■ Figure content listings:

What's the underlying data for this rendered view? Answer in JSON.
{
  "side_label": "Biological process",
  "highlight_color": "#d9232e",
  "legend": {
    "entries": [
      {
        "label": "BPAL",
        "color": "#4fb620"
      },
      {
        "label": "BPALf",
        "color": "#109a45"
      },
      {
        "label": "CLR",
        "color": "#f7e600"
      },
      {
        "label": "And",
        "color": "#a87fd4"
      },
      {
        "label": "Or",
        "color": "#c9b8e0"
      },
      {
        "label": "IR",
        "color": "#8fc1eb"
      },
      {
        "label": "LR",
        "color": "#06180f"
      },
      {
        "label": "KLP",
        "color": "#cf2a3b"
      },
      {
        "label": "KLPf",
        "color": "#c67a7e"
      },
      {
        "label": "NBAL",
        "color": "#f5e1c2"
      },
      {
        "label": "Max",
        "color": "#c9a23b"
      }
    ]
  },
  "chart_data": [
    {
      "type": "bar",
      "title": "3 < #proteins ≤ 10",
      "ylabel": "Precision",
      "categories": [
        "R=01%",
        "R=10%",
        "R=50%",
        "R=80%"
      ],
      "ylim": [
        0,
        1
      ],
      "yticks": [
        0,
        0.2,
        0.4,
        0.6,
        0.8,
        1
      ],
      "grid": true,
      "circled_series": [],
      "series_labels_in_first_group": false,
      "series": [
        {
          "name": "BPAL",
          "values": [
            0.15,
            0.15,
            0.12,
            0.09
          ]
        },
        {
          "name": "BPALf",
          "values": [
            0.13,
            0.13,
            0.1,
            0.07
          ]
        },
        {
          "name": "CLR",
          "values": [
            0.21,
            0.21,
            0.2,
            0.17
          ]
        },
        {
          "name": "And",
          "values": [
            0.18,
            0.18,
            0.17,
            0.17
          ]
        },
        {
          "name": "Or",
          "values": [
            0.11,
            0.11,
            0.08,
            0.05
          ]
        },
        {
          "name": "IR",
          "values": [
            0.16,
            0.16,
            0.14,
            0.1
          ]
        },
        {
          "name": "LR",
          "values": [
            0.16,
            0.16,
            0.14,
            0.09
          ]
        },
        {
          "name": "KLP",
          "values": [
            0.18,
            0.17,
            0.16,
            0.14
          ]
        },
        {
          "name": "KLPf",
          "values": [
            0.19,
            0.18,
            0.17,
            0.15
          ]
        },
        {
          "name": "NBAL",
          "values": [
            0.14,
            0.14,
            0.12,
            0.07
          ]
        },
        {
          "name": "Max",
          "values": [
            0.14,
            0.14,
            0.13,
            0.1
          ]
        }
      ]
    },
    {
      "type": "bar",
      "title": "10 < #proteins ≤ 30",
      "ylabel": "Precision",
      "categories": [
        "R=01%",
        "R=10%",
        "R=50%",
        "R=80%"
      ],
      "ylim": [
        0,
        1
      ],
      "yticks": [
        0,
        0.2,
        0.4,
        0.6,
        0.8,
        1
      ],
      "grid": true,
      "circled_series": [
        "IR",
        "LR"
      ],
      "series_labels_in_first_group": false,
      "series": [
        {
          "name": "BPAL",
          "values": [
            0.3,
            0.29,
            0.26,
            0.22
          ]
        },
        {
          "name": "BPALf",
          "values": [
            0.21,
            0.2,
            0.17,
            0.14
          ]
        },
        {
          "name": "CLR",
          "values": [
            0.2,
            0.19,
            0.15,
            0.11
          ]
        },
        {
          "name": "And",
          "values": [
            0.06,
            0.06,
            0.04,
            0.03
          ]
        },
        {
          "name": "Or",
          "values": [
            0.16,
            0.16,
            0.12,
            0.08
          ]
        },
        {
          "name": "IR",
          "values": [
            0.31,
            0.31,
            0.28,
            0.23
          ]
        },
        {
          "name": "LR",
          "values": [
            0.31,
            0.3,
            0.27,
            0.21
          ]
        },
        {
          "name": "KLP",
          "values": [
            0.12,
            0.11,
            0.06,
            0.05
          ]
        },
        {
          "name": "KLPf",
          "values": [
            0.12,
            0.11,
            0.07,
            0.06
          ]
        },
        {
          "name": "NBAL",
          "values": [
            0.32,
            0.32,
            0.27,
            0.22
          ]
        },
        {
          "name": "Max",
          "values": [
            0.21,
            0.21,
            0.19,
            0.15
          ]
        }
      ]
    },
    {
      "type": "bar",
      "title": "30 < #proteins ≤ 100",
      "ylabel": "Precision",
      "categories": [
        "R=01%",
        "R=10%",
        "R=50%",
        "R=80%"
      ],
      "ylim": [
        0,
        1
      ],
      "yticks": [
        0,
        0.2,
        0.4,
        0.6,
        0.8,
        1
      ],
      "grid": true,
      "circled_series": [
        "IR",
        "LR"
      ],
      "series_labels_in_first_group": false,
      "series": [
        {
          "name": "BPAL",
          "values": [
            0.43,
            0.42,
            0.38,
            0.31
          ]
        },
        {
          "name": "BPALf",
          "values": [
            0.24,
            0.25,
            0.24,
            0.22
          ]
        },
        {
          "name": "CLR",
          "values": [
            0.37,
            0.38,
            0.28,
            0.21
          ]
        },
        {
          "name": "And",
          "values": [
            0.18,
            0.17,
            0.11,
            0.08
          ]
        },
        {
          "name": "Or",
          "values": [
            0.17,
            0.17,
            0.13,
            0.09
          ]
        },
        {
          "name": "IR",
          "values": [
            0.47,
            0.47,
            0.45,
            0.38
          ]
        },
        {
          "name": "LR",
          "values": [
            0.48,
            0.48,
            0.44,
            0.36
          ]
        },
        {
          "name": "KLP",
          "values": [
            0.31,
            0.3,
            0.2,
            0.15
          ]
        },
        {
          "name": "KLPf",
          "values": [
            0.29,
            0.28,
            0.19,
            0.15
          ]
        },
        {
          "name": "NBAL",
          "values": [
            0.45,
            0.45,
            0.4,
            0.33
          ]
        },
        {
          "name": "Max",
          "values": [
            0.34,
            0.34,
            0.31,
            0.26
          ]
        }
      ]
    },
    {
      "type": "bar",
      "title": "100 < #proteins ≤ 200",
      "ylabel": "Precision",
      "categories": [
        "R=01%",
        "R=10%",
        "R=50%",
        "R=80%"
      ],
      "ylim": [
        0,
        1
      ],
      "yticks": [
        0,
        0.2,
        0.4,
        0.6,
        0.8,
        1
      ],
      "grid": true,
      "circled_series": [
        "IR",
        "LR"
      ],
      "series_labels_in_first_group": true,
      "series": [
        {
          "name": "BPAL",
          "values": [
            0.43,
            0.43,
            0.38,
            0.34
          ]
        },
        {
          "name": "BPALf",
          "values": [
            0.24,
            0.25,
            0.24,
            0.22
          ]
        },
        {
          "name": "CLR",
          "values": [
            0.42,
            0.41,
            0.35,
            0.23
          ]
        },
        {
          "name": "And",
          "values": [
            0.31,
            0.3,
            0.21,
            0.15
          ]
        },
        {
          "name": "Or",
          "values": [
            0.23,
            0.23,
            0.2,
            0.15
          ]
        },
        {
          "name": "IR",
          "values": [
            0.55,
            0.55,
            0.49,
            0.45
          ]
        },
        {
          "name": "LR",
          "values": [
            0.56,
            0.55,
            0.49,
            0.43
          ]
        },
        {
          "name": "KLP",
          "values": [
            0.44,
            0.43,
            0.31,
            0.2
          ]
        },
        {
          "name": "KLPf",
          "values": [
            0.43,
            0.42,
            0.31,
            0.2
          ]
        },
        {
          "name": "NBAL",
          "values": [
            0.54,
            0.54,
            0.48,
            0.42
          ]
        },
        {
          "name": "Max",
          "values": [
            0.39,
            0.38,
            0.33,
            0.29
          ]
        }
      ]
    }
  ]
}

■ Prompt:
The records above should be copied out again in full, exactly as they appear.

■ Written answer:
What's the underlying data for this rendered view? Answer in JSON.
{
  "side_label": "Biological process",
  "highlight_color": "#d9232e",
  "legend": {
    "entries": [
      {
        "label": "BPAL",
        "color": "#4fb620"
      },
      {
        "label": "BPALf",
        "color": "#109a45"
      },
      {
        "label": "CLR",
        "color": "#f7e600"
      },
      {
        "label": "And",
        "color": "#a87fd4"
      },
      {
        "label": "Or",
        "color": "#c9b8e0"
      },
      {
        "label": "IR",
        "color": "#8fc1eb"
      },
      {
        "label": "LR",
        "color": "#06180f"
      },
      {
        "label": "KLP",
        "color": "#cf2a3b"
      },
      {
        "label": "KLPf",
        "color": "#c67a7e"
      },
      {
        "label": "NBAL",
        "color": "#f5e1c2"
      },
      {
        "label": "Max",
        "color": "#c9a23b"
      }
    ]
  },
  "chart_data": [
    {
      "type": "bar",
      "title": "3 < #proteins ≤ 10",
      "ylabel": "Precision",
      "categories": [
        "R=01%",
        "R=10%",
        "R=50%",
        "R=80%"
      ],
      "ylim": [
        0,
        1
      ],
      "yticks": [
        0,
        0.2,
        0.4,
        0.6,
        0.8,
        1
      ],
      "grid": true,
      "circled_series": [],
      "series_labels_in_first_group": false,
      "series": [
        {
          "name": "BPAL",
          "values": [
            0.15,
            0.15,
            0.12,
            0.09
          ]
        },
        {
          "name": "BPALf",
          "values": [
            0.13,
            0.13,
            0.1,
            0.07
          ]
        },
        {
          "name": "CLR",
          "values": [
            0.21,
            0.21,
            0.2,
            0.17
          ]
        },
        {
          "name": "And",
          "values": [
            0.18,
            0.18,
            0.17,
            0.17
          ]
        },
        {
          "name": "Or",
          "values": [
            0.11,
            0.11,
            0.08,
            0.05
          ]
        },
        {
          "name": "IR",
          "values": [
            0.16,
            0.16,
            0.14,
            0.1
          ]
        },
        {
          "name": "LR",
          "values": [
            0.16,
            0.16,
            0.14,
            0.09
          ]
        },
        {
          "name": "KLP",
          "values": [
            0.18,
            0.17,
            0.16,
            0.14
          ]
        },
        {
          "name": "KLPf",
          "values": [
            0.19,
            0.18,
            0.17,
            0.15
          ]
        },
        {
          "name": "NBAL",
          "values": [
            0.14,
            0.14,
            0.12,
            0.07
          ]
        },
        {
          "name": "Max",
          "values": [
            0.14,
            0.14,
            0.13,
            0.1
          ]
        }
      ]
    },
    {
      "type": "bar",
      "title": "10 < #proteins ≤ 30",
      "ylabel": "Precision",
      "categories": [
        "R=01%",
        "R=10%",
        "R=50%",
        "R=80%"
      ],
      "ylim": [
        0,
        1
      ],
      "yticks": [
        0,
        0.2,
        0.4,
        0.6,
        0.8,
        1
      ],
      "grid": true,
      "circled_series": [
        "IR",
        "LR"
      ],
      "series_labels_in_first_group": false,
      "series": [
        {
          "name": "BPAL",
          "values": [
            0.3,
            0.29,
            0.26,
            0.22
          ]
        },
        {
          "name": "BPALf",
          "values": [
            0.21,
            0.2,
            0.17,
            0.14
          ]
        },
        {
          "name": "CLR",
          "values": [
            0.2,
            0.19,
            0.15,
            0.11
          ]
        },
        {
          "name": "And",
          "values": [
            0.06,
            0.06,
            0.04,
            0.03
          ]
        },
        {
          "name": "Or",
          "values": [
            0.16,
            0.16,
            0.12,
            0.08
          ]
        },
        {
          "name": "IR",
          "values": [
            0.31,
            0.31,
            0.28,
            0.23
          ]
        },
        {
          "name": "LR",
          "values": [
            0.31,
            0.3,
            0.27,
            0.21
          ]
        },
        {
          "name": "KLP",
          "values": [
            0.12,
            0.11,
            0.06,
            0.05
          ]
        },
        {
          "name": "KLPf",
          "values": [
            0.12,
            0.11,
            0.07,
            0.06
          ]
        },
        {
          "name": "NBAL",
          "values": [
            0.32,
            0.32,
            0.27,
            0.22
          ]
        },
        {
          "name": "Max",
          "values": [
            0.21,
            0.21,
            0.19,
            0.15
          ]
        }
      ]
    },
    {
      "type": "bar",
      "title": "30 < #proteins ≤ 100",
      "ylabel": "Precision",
      "categories": [
        "R=01%",
        "R=10%",
        "R=50%",
        "R=80%"
      ],
      "ylim": [
        0,
        1
      ],
      "yticks": [
        0,
        0.2,
        0.4,
        0.6,
        0.8,
        1
      ],
      "grid": true,
      "circled_series": [
        "IR",
        "LR"
      ],
      "series_labels_in_first_group": false,
      "series": [
        {
          "name": "BPAL",
          "values": [
            0.43,
            0.42,
            0.38,
            0.31
          ]
        },
        {
          "name": "BPALf",
          "values": [
            0.24,
            0.25,
            0.24,
            0.22
          ]
        },
        {
          "name": "CLR",
          "values": [
            0.37,
            0.38,
            0.28,
            0.21
          ]
        },
        {
          "name": "And",
          "values": [
            0.18,
            0.17,
            0.11,
            0.08
          ]
        },
        {
          "name": "Or",
          "values": [
            0.17,
            0.17,
            0.13,
            0.09
          ]
        },
        {
          "name": "IR",
          "values": [
            0.47,
            0.47,
            0.45,
            0.38
          ]
        },
        {
          "name": "LR",
          "values": [
            0.48,
            0.48,
            0.44,
            0.36
          ]
        },
        {
          "name": "KLP",
          "values": [
            0.31,
            0.3,
            0.2,
            0.15
          ]
        },
        {
          "name": "KLPf",
          "values": [
            0.29,
            0.28,
            0.19,
            0.15
          ]
        },
        {
          "name": "NBAL",
          "values": [
            0.45,
            0.45,
            0.4,
            0.33
          ]
        },
        {
          "name": "Max",
          "values": [
            0.34,
            0.34,
            0.31,
            0.26
          ]
        }
      ]
    },
    {
      "type": "bar",
      "title": "100 < #proteins ≤ 200",
      "ylabel": "Precision",
      "categories": [
        "R=01%",
        "R=10%",
        "R=50%",
        "R=80%"
      ],
      "ylim": [
        0,
        1
      ],
      "yticks": [
        0,
        0.2,
        0.4,
        0.6,
        0.8,
        1
      ],
      "grid": true,
      "circled_series": [
        "IR",
        "LR"
      ],
      "series_labels_in_first_group": true,
      "series": [
        {
          "name": "BPAL",
          "values": [
            0.43,
            0.43,
            0.38,
            0.34
          ]
        },
        {
          "name": "BPALf",
          "values": [
            0.24,
            0.25,
            0.24,
            0.22
          ]
        },
        {
          "name": "CLR",
          "values": [
            0.42,
            0.41,
            0.35,
            0.23
          ]
        },
        {
          "name": "And",
          "values": [
            0.31,
            0.3,
            0.21,
            0.15
          ]
        },
        {
          "name": "Or",
          "values": [
            0.23,
            0.23,
            0.2,
            0.15
          ]
        },
        {
          "name": "IR",
          "values": [
            0.55,
            0.55,
            0.49,
            0.45
          ]
        },
        {
          "name": "LR",
          "values": [
            0.56,
            0.55,
            0.49,
            0.43
          ]
        },
        {
          "name": "KLP",
          "values": [
            0.44,
            0.43,
            0.31,
            0.2
          ]
        },
        {
          "name": "KLPf",
          "values": [
            0.43,
            0.42,
            0.31,
            0.2
          ]
        },
        {
          "name": "NBAL",
          "values": [
            0.54,
            0.54,
            0.48,
            0.42
          ]
        },
        {
          "name": "Max",
          "values": [
            0.39,
            0.38,
            0.33,
            0.29
          ]
        }
      ]
    }
  ]
}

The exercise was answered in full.